- BAGIAN TEKS:
————————

Yosh! Keep blogging! Masih banyak draft yang belum diselesaikan nih, jadi harap maklum kalau ceritanya lompat lompat ya 😀
Seperti biasanya, setiap tahun deMiyashita membuat pilihan berita besar dari keluarga kami, yang oleh Gen dipilih 10 tetapi karena aku suka angka 8, aku hanya pilih 8 besar saja.
Delapan kejadian besar di rumah kami selama tahun 2014:
1. Kai lulus dari TK dan masuk SD negeri dekat rumah kami. Karena aku mulai sibuk dengan pekerjaan baru, sejak awal masuk sekolah, Kai sudah bisa pulang sendiri dan menunggu di rumah sendiri, bahkan awal-awalnya makan siang sendiri dari apa yang sudah kusediakan di atas meja. Anak kedua memang lebih “mandiri” ya.
2. Riku, naik kelas 6 dan menunjukkan semangat belajar yang tinggi (dibanding tahun sebelumnya). Nilai-nilainya mulai naik, terutama untuk sejarah dan matematika. Setiap dua kali seminggu pergi ke bimbingan belajar. Selain itu dia membaca banyak buku, meskipun lebih banyak manga (komik) nya. Uang saku yang didapat dari “arbaito” menjaga adik dan pergi-pergi belanja/buang sampah dia belikan buku/majalah terus. Kadang dia membelikan coklat/kue untuk adiknya. Selain uang saku, uang angpao -kebiasaan tahun baru- yang didapat dari kakek/neneknya dia tabung dan membeli kamera sendiri. (Ssst dia bisikin aku bahwa kalau dapat angpao tahun 2015 dia akan tabung untuk beli laptop sendiri)
3. Imelda, mendapat dua pekerjaan baru yang cukup memakan waktu (dan otak) sehingga membuatku harus bekerja setiap hari selama bulan April, Mei, Juni. Karena semakin sibuk itu mungkin yang membuatku sakit punggung sehingga harus pergi ke chiropraktik. Begitu pekerjaan selesai bulan Juli, sakit punggungnya hilang hehehe.

————————

Jawab pertanyaan berikut berdasarkan teks tentang delapan kejadian besar keluarga tahun 2014.
1. Berapa kali seminggu Riku pergi ke bimbingan belajar?
2. Sekolah apa yang dimasuki Kai setelah lulus dari TK?
3. Ke mana Imelda harus pergi karena sakit punggung?
Materi yang menyusul berdiri sendiri dan terpisah dari teks di atas.

- DATA HASIL EKSTRAKSI:
————————

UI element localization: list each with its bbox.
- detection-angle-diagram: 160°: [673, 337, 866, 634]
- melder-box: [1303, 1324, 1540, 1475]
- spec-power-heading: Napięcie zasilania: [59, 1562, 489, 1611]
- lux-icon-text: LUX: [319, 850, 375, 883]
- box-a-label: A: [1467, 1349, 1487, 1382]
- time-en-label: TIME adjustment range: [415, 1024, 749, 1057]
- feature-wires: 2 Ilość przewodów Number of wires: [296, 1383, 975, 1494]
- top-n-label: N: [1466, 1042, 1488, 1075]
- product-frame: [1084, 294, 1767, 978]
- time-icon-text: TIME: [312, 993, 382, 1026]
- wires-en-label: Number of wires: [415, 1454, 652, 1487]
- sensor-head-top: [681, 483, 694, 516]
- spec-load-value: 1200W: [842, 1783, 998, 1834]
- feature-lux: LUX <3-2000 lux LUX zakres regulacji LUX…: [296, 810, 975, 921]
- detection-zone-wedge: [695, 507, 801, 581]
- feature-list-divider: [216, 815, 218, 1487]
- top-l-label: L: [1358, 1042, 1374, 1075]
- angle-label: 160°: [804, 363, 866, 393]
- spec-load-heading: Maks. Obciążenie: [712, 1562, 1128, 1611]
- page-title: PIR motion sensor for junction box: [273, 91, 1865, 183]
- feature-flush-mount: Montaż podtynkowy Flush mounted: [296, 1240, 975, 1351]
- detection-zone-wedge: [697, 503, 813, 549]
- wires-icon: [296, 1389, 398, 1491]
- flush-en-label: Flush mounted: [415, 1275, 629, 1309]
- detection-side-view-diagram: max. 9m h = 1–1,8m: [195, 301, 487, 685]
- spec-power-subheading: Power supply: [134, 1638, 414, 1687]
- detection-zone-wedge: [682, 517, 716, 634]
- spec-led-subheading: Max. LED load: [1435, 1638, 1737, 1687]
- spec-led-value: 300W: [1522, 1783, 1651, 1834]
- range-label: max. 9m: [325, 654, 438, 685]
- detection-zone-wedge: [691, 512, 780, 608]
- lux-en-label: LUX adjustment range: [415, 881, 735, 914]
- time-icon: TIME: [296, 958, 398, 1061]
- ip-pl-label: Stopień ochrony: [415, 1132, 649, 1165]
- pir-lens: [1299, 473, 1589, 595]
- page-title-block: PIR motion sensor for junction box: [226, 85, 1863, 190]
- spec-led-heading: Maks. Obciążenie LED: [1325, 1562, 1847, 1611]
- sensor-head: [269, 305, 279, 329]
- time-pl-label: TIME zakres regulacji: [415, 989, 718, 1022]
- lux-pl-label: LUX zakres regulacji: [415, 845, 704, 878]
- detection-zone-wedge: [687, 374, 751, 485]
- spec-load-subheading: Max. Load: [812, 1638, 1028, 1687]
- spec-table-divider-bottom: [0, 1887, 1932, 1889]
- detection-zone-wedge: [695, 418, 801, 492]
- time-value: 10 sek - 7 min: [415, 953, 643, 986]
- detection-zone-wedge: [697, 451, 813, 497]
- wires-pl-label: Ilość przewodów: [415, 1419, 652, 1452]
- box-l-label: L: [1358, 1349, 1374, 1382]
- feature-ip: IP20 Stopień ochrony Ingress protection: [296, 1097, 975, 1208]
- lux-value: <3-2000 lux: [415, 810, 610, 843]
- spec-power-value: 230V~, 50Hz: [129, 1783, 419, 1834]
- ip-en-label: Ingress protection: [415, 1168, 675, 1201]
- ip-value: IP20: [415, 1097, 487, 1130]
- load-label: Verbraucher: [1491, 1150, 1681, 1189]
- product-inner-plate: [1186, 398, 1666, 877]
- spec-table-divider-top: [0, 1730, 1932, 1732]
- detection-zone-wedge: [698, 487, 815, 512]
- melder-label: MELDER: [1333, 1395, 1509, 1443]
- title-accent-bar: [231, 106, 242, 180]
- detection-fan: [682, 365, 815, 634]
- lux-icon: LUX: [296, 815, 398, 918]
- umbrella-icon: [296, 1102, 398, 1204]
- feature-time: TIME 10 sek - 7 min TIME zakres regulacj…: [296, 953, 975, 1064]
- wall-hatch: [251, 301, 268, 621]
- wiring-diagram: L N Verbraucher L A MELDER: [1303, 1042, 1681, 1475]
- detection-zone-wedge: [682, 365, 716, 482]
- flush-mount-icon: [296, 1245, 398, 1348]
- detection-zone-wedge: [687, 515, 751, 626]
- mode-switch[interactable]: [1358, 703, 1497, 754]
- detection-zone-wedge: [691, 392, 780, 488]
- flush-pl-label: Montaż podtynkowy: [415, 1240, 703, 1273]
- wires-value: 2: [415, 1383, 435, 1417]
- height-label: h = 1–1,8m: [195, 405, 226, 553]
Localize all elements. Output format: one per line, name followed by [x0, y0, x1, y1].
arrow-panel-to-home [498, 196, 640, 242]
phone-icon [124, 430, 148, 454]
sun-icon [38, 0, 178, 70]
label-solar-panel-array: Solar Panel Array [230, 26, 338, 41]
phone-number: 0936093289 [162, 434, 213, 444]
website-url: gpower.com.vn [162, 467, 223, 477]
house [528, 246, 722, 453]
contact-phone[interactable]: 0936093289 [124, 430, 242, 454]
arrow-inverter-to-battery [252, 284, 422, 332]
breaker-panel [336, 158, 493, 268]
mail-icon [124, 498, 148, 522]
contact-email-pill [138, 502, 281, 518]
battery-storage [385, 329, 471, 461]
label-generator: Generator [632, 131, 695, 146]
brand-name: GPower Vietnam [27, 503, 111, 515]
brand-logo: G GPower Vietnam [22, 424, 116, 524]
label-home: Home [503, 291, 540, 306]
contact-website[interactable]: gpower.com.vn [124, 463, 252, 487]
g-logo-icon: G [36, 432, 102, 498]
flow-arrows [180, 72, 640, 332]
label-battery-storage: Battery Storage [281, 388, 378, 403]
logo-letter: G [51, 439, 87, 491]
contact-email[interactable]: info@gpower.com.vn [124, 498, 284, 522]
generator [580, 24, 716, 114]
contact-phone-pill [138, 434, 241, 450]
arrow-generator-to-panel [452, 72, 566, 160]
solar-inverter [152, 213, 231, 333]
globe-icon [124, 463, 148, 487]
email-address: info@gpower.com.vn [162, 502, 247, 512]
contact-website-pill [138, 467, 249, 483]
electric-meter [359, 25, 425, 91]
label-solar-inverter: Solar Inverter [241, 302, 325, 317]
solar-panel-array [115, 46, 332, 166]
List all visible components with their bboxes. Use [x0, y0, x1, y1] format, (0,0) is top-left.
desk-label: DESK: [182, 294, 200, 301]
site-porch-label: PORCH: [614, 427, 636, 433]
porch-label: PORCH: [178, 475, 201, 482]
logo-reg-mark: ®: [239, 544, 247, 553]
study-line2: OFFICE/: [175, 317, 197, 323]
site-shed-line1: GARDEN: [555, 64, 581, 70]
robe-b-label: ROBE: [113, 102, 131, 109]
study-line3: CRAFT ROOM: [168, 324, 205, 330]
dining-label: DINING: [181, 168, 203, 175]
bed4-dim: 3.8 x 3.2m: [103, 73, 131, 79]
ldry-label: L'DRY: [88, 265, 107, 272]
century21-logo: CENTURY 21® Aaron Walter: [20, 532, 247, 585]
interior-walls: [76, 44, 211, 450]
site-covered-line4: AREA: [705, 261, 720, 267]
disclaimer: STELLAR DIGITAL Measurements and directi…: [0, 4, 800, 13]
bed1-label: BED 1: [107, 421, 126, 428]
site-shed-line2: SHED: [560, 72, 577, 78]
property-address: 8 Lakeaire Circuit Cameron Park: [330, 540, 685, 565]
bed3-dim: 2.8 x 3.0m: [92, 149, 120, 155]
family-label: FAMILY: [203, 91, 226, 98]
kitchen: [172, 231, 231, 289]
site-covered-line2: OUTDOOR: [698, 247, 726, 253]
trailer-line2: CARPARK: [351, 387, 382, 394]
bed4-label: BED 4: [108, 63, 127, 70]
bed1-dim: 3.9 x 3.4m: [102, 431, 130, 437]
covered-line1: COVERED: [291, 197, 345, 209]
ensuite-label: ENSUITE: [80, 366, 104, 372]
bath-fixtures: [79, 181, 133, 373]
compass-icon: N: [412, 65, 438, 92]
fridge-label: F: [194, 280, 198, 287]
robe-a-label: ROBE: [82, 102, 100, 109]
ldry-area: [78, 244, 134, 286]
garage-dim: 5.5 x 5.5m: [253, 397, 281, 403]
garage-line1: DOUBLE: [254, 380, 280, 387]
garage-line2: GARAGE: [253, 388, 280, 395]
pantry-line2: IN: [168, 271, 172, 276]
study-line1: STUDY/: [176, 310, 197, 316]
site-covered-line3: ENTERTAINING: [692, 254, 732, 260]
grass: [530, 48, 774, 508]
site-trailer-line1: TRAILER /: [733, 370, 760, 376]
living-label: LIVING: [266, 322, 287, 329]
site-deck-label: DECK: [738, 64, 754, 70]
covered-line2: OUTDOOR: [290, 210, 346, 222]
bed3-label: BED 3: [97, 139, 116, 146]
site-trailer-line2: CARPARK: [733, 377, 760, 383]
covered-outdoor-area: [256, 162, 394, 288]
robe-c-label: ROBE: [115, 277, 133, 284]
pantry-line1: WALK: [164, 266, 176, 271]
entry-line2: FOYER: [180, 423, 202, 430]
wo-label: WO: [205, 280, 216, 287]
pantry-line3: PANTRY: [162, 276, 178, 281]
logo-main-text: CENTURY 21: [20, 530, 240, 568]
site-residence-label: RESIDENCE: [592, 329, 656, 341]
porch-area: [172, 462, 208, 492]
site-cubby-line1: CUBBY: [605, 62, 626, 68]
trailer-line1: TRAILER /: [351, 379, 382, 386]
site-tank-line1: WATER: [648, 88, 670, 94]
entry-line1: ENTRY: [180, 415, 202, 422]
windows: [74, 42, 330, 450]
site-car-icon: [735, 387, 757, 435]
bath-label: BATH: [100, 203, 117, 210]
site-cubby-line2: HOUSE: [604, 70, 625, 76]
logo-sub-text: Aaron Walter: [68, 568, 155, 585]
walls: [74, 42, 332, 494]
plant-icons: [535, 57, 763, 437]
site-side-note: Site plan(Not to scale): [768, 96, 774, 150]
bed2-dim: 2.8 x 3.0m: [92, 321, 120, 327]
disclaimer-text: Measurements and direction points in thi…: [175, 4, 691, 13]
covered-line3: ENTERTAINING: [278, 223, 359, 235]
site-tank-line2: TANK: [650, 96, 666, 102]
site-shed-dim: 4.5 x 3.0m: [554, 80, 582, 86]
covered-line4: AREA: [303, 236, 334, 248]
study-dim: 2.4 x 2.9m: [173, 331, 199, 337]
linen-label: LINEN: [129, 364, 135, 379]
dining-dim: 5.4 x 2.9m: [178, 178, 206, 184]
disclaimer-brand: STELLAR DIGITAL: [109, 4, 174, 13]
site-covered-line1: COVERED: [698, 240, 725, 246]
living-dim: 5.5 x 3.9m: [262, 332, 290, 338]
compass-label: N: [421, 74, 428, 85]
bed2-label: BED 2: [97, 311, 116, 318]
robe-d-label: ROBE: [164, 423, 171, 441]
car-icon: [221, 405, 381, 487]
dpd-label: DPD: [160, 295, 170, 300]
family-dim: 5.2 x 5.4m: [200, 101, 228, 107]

————————

- JAWABAN BENAR:
1. Dua kali seminggu.
2. SD negeri dekat rumah mereka.
3. Ke chiropraktik.